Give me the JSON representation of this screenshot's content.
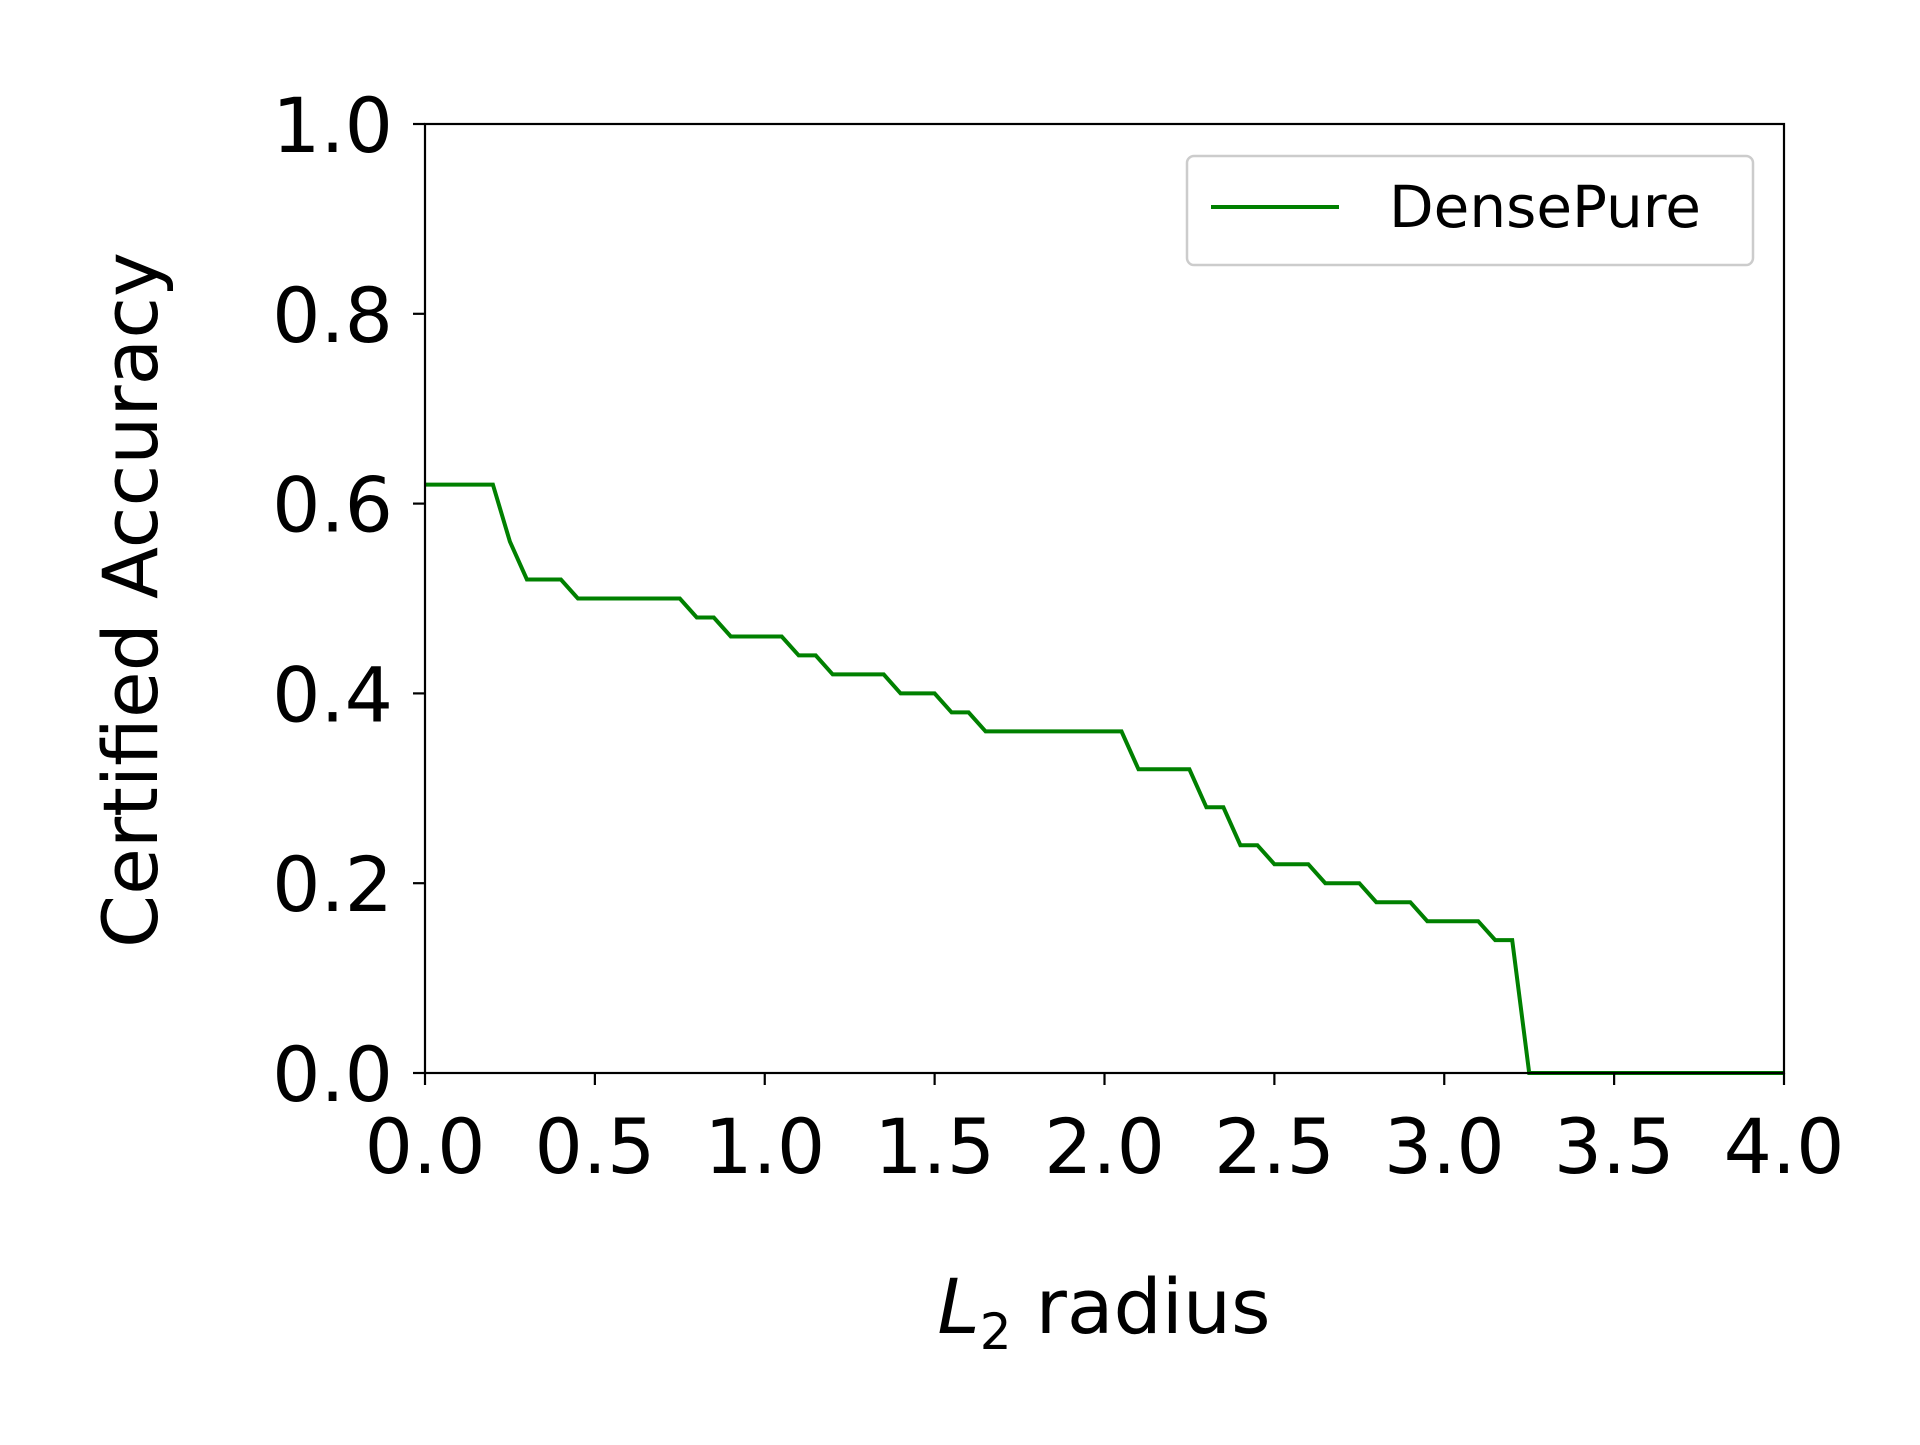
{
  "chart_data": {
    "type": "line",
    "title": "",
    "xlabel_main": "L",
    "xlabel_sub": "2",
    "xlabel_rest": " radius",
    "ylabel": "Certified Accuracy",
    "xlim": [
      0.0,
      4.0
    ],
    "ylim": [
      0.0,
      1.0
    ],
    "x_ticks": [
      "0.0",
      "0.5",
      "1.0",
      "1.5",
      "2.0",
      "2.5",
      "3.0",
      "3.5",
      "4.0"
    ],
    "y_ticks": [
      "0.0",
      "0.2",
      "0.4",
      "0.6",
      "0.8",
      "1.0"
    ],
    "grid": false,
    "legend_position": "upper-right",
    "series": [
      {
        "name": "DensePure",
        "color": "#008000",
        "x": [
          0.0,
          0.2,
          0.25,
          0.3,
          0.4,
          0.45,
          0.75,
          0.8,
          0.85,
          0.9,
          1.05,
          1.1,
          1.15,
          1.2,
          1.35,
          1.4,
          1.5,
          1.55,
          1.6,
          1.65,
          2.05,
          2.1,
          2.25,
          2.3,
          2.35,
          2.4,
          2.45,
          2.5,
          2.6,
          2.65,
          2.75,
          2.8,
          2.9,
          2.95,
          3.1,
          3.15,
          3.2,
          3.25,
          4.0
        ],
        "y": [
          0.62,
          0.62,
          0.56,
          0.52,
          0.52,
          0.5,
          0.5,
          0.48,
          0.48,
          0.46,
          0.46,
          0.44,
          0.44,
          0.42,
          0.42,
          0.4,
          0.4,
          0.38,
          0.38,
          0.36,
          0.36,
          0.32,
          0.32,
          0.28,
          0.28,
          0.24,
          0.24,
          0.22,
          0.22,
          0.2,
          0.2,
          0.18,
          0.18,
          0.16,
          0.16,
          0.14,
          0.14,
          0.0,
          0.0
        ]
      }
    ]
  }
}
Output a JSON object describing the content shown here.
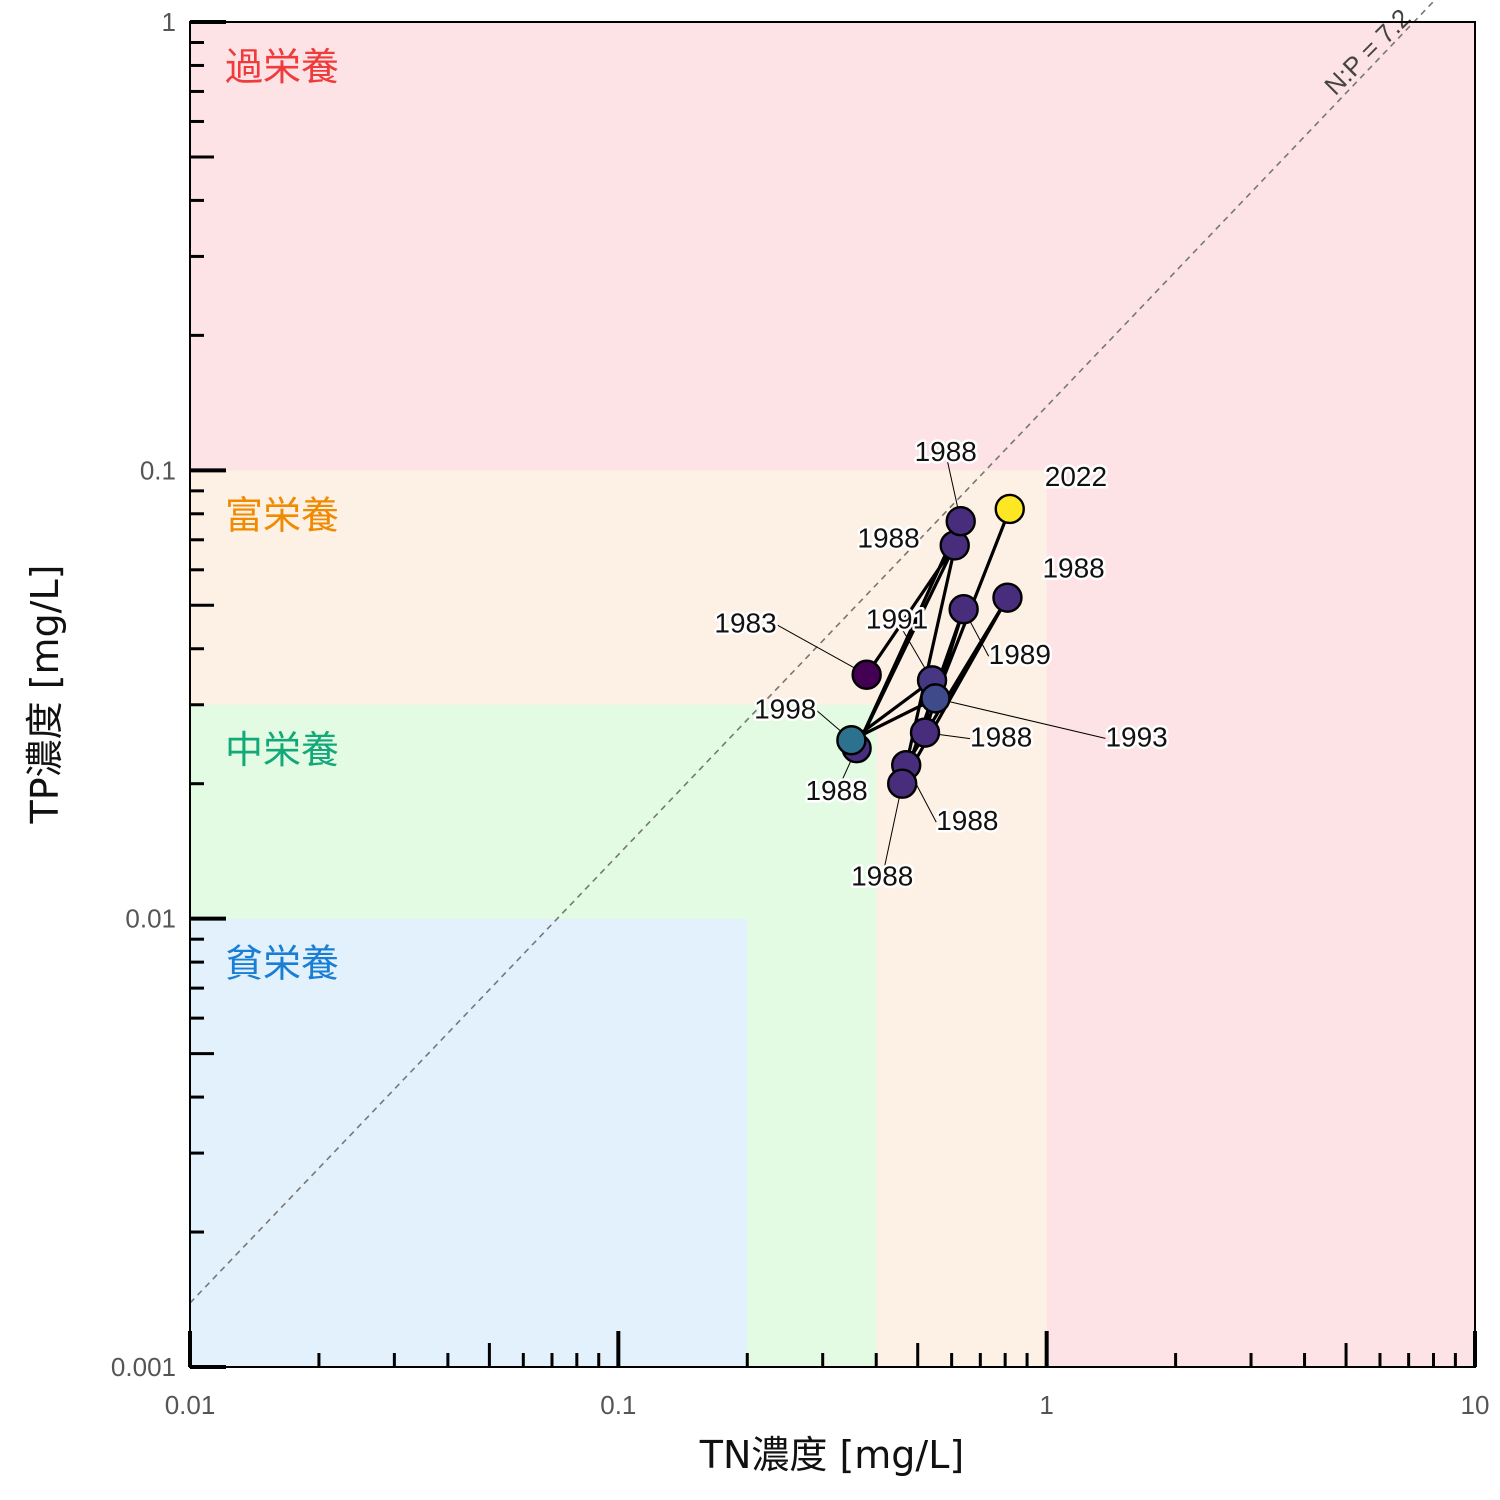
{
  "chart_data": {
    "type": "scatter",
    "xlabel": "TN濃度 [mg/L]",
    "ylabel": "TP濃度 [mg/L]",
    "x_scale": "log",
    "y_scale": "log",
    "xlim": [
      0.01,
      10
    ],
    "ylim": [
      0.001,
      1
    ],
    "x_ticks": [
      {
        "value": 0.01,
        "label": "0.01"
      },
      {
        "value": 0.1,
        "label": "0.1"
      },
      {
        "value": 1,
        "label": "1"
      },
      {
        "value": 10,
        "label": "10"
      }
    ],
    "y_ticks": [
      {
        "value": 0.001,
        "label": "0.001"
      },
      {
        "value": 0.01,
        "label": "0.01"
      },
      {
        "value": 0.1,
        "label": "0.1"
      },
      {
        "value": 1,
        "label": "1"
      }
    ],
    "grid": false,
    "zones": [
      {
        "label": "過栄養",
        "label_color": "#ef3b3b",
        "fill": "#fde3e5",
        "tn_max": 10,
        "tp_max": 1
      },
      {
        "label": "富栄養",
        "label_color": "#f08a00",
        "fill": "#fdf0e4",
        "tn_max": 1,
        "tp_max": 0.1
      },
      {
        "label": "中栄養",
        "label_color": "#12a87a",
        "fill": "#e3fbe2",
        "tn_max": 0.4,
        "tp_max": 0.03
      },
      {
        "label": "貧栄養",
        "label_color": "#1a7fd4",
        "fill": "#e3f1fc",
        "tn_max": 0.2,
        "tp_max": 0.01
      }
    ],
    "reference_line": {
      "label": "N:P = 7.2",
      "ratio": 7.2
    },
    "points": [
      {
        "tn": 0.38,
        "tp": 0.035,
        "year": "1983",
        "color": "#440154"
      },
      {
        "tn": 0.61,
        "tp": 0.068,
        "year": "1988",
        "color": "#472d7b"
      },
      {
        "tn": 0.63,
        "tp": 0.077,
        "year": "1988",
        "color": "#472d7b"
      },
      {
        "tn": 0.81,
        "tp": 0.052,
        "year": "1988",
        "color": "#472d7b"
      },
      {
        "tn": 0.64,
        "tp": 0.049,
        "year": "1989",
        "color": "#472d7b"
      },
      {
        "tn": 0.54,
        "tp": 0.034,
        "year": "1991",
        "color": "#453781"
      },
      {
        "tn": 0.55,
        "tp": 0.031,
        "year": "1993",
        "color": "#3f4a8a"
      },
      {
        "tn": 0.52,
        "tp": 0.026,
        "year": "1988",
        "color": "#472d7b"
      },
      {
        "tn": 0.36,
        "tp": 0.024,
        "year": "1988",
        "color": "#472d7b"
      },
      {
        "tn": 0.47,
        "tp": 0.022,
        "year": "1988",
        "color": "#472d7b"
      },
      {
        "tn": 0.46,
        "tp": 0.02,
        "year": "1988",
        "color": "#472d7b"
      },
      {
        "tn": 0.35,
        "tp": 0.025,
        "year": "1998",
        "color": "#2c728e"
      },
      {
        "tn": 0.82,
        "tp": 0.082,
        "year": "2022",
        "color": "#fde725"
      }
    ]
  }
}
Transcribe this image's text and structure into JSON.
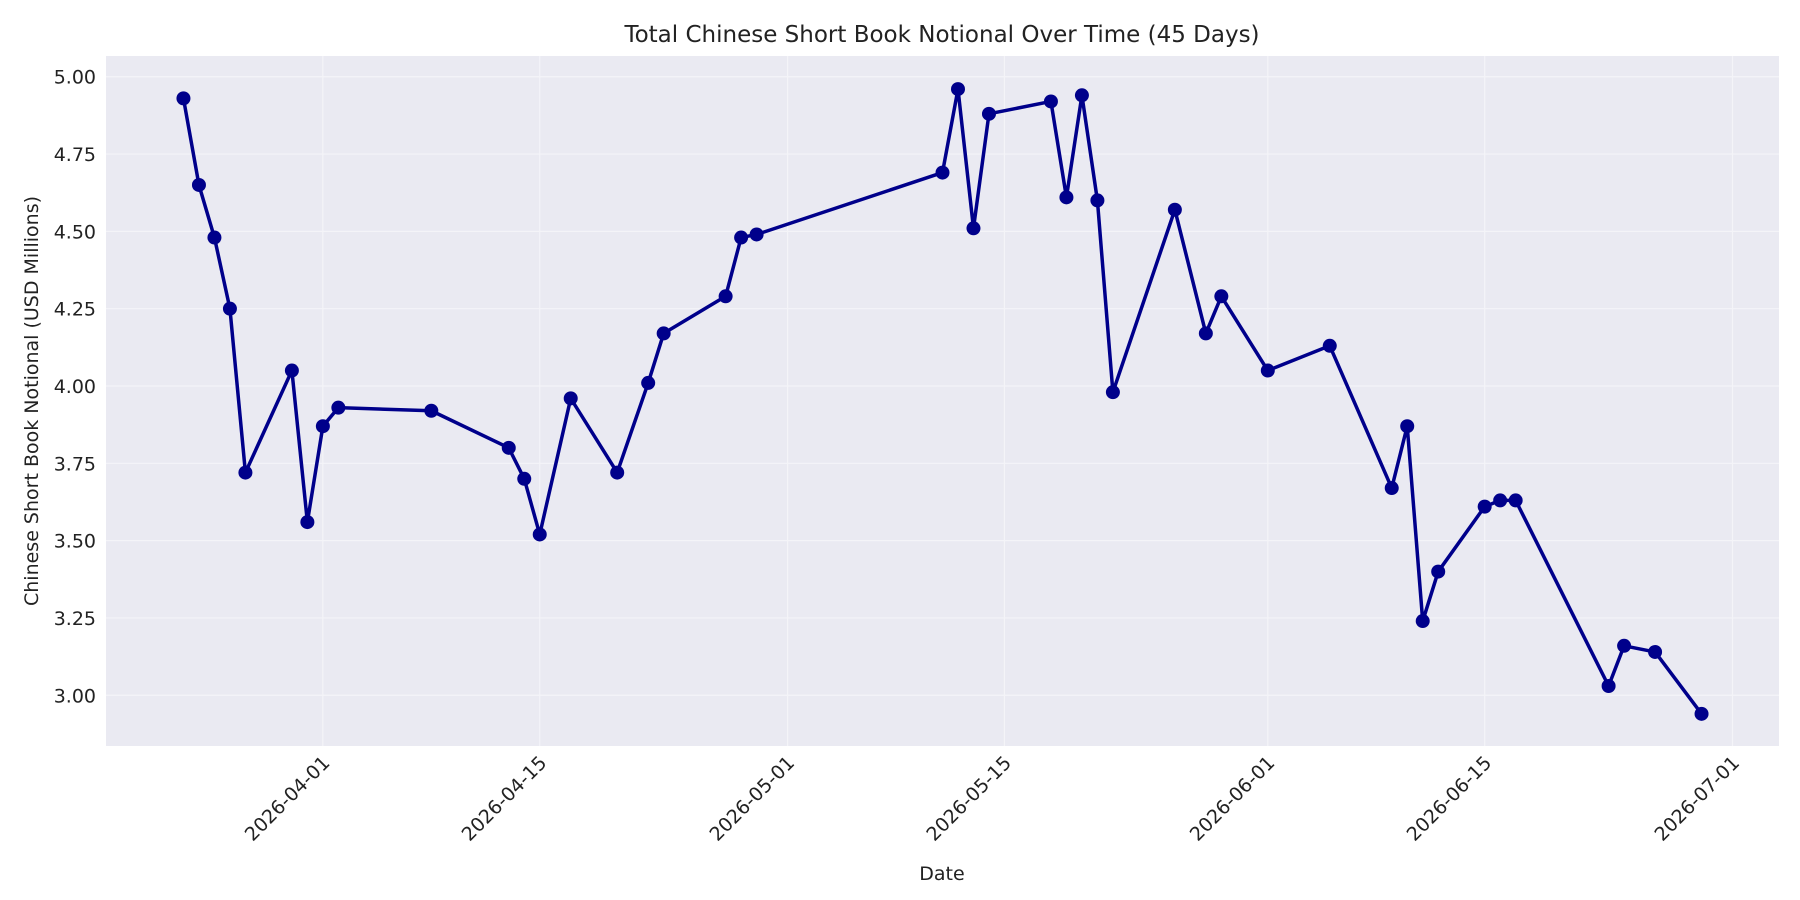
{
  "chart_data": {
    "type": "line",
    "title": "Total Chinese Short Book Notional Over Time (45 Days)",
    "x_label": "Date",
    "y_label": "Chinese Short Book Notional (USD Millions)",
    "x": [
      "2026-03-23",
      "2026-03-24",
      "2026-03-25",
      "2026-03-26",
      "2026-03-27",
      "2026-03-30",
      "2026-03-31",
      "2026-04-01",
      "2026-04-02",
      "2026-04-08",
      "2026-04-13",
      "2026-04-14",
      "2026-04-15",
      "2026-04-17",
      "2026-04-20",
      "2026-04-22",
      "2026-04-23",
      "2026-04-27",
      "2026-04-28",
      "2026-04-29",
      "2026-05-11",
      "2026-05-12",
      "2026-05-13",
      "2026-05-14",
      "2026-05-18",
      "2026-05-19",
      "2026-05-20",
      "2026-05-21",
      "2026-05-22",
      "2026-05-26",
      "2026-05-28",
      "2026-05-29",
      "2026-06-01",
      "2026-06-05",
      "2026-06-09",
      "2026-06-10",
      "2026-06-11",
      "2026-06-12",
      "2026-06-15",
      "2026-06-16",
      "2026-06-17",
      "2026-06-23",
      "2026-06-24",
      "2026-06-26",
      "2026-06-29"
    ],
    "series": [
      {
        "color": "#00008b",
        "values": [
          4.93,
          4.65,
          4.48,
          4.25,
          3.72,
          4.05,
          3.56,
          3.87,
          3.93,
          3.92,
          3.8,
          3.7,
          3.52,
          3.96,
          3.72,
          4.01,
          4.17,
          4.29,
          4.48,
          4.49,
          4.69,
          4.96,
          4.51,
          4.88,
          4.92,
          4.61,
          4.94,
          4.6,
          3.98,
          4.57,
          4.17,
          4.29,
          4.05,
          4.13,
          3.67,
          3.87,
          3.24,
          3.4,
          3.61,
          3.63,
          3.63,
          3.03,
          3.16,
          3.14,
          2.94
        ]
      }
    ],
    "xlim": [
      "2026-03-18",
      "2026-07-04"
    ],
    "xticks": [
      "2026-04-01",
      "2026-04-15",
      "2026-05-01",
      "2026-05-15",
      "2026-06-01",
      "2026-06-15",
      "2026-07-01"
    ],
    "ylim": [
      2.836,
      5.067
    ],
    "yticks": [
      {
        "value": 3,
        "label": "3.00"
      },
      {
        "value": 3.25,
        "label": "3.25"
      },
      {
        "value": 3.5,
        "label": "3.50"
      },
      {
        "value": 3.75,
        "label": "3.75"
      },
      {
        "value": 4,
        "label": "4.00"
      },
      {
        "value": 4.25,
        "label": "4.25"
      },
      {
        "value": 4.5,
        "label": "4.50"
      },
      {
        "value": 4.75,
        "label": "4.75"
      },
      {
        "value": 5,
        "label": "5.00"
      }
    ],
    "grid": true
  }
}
────────
● Written request
Every line of the records that includes the word "Chinese" should be gathered.

● Answer to the task
    "title": "Total Chinese Short Book Notional Over Time (45 Days)",
    "y_label": "Chinese Short Book Notional (USD Millions)",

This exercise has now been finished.